REQUEST: Nothing should be left out: output all of the entries exactly.
— START LISTED RECORDS —
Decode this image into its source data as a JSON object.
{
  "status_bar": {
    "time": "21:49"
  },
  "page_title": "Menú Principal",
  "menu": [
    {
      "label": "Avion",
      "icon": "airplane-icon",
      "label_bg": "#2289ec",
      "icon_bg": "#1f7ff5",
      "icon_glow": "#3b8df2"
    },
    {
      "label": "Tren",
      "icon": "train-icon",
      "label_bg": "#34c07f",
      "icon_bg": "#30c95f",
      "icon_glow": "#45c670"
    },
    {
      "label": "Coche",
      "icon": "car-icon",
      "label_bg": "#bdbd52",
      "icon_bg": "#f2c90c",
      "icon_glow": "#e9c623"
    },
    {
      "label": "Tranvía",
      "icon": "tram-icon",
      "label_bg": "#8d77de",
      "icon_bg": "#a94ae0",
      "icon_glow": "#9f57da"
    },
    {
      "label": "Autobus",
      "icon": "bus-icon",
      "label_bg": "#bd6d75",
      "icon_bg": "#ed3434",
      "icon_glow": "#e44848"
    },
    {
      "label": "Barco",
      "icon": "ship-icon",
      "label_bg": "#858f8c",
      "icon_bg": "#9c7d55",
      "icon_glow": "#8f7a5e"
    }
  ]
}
— END LISTED RECORDS —
THE OUTPUT:
Decode this image into its source data as a JSON object.
{
  "status_bar": {
    "time": "21:49"
  },
  "page_title": "Menú Principal",
  "menu": [
    {
      "label": "Avion",
      "icon": "airplane-icon",
      "label_bg": "#2289ec",
      "icon_bg": "#1f7ff5",
      "icon_glow": "#3b8df2"
    },
    {
      "label": "Tren",
      "icon": "train-icon",
      "label_bg": "#34c07f",
      "icon_bg": "#30c95f",
      "icon_glow": "#45c670"
    },
    {
      "label": "Coche",
      "icon": "car-icon",
      "label_bg": "#bdbd52",
      "icon_bg": "#f2c90c",
      "icon_glow": "#e9c623"
    },
    {
      "label": "Tranvía",
      "icon": "tram-icon",
      "label_bg": "#8d77de",
      "icon_bg": "#a94ae0",
      "icon_glow": "#9f57da"
    },
    {
      "label": "Autobus",
      "icon": "bus-icon",
      "label_bg": "#bd6d75",
      "icon_bg": "#ed3434",
      "icon_glow": "#e44848"
    },
    {
      "label": "Barco",
      "icon": "ship-icon",
      "label_bg": "#858f8c",
      "icon_bg": "#9c7d55",
      "icon_glow": "#8f7a5e"
    }
  ]
}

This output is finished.